** BEGIN Material for the task **
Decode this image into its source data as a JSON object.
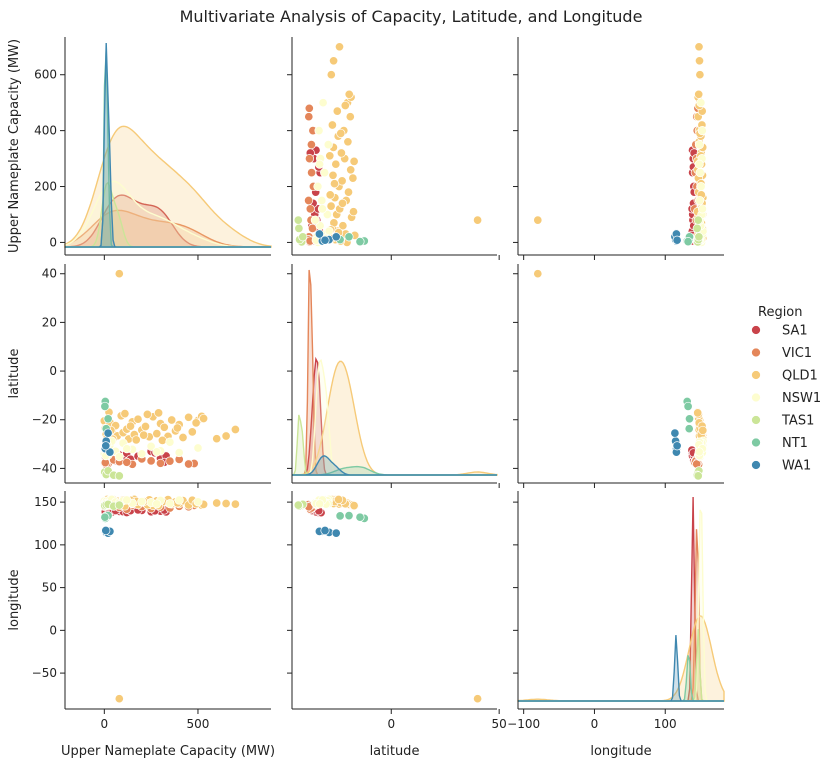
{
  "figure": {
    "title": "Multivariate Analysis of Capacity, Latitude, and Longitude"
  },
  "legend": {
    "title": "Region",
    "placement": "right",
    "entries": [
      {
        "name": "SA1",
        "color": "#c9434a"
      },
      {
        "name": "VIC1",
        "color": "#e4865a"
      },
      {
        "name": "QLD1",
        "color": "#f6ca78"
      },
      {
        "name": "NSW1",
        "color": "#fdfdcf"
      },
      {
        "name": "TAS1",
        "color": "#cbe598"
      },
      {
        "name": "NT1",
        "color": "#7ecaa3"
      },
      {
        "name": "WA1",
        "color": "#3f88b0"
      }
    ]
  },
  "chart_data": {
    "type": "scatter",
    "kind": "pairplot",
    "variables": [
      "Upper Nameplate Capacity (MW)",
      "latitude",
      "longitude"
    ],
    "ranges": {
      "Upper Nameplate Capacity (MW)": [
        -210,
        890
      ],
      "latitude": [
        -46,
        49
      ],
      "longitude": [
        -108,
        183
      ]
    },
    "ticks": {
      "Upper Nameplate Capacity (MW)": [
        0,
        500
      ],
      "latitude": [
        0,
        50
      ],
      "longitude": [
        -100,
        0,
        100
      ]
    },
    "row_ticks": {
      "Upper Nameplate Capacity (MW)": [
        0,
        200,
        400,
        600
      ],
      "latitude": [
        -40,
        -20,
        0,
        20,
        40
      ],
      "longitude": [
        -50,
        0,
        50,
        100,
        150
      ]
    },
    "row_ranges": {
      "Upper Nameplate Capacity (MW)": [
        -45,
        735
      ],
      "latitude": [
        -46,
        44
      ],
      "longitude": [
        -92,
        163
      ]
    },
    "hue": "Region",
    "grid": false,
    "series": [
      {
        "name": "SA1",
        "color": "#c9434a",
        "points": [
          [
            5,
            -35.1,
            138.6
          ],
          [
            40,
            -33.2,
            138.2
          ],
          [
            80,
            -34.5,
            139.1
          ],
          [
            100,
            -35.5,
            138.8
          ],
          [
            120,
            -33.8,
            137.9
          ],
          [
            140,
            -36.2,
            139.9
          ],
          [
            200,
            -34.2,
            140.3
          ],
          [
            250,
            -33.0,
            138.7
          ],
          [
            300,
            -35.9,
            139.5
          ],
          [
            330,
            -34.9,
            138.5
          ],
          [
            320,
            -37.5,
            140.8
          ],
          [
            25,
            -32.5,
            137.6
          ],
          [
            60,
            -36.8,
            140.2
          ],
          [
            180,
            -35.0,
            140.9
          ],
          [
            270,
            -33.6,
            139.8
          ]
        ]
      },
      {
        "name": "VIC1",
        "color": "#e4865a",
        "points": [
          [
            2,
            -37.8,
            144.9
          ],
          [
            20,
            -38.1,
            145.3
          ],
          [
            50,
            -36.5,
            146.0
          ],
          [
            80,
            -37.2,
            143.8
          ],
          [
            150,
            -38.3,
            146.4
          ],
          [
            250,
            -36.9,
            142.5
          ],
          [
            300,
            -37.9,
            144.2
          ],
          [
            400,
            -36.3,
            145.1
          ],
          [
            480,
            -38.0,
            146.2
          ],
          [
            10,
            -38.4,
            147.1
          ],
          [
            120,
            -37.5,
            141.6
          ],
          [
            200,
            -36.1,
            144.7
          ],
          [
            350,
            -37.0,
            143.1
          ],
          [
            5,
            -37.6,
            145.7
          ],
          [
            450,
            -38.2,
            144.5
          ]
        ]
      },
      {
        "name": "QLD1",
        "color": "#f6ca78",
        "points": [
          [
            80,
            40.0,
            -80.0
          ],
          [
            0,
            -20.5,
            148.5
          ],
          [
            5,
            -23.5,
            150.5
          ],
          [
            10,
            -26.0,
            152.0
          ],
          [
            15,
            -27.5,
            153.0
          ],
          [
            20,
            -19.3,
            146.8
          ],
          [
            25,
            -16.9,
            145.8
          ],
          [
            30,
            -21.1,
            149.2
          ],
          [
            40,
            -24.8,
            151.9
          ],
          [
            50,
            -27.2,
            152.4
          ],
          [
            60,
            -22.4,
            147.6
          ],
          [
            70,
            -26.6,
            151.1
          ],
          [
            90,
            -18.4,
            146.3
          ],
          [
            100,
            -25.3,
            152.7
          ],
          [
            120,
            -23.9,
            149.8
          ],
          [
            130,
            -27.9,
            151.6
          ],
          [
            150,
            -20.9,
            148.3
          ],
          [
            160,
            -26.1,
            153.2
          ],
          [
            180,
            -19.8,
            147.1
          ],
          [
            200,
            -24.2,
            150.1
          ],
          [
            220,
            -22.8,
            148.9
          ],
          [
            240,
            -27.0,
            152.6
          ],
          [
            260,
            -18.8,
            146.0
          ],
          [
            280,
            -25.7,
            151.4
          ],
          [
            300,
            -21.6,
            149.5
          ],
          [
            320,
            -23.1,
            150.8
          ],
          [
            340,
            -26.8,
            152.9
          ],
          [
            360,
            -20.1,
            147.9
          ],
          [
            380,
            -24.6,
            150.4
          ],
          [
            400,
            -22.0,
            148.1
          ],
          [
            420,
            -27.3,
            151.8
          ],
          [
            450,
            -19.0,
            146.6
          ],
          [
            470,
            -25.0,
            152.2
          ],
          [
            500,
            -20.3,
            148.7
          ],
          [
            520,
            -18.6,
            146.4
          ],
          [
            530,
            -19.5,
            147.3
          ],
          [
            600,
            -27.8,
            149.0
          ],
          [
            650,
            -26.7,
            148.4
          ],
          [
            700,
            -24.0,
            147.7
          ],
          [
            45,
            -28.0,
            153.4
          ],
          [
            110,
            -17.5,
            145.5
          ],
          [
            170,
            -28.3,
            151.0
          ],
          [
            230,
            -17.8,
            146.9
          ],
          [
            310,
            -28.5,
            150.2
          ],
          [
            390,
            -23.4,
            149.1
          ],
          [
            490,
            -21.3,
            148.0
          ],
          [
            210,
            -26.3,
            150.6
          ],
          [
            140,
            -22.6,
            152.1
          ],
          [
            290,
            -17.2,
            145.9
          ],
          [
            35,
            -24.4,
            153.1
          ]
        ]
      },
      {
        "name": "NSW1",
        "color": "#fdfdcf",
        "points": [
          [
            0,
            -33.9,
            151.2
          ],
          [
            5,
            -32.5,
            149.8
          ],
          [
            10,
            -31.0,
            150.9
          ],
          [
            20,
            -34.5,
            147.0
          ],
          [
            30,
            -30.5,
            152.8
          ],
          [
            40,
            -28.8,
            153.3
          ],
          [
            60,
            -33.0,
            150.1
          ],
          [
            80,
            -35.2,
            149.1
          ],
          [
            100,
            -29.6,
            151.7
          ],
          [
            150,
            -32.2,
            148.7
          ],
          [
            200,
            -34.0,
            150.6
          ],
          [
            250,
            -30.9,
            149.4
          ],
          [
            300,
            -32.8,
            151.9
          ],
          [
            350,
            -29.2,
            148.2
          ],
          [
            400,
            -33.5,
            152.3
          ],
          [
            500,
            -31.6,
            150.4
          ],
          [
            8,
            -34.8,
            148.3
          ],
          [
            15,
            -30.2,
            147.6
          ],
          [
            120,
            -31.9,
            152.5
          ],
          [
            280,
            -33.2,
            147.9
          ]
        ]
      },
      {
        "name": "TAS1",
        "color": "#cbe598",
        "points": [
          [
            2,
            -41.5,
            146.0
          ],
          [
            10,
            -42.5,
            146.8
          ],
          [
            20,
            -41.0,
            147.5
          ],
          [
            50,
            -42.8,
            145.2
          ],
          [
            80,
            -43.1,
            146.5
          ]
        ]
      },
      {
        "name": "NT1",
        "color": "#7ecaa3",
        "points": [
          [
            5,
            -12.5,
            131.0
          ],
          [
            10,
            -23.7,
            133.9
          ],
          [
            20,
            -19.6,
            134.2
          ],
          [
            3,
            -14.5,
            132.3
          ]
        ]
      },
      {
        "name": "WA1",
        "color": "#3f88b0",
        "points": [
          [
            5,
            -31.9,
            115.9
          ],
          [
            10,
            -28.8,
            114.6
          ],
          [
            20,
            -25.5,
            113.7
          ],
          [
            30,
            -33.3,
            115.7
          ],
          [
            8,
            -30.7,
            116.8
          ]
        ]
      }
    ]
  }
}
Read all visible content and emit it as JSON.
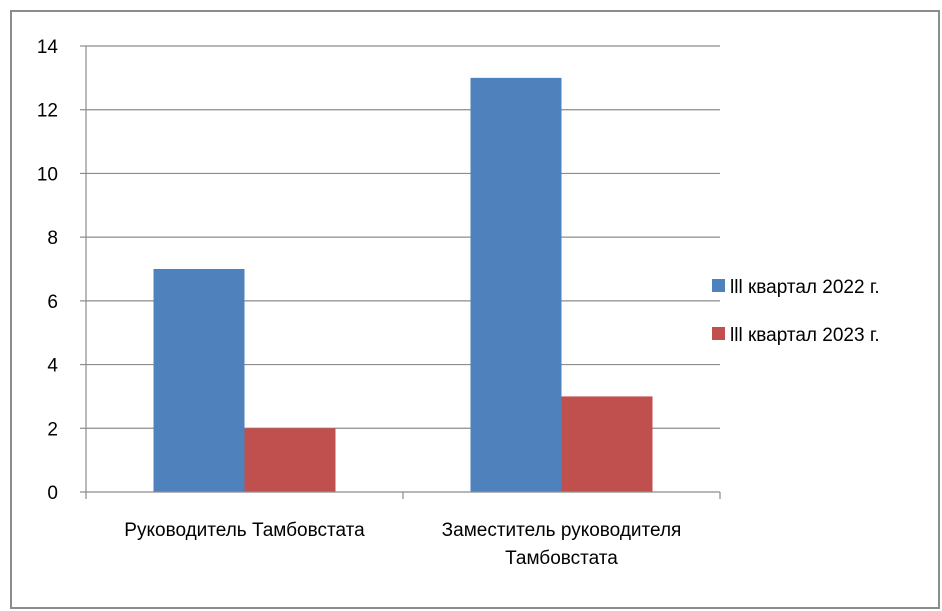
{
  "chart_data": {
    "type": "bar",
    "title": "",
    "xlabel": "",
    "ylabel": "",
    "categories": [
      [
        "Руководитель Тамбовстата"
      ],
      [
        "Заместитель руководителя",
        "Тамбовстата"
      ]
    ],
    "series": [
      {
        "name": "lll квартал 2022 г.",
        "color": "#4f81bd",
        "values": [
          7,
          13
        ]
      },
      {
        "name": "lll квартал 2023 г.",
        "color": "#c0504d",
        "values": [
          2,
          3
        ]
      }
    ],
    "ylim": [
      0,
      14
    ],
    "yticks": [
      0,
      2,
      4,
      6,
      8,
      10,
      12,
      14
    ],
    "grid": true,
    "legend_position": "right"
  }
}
** END Material for the task **
Task description » Give the count of lines in the records that contain "title", and no other text.

Solution for this task » 3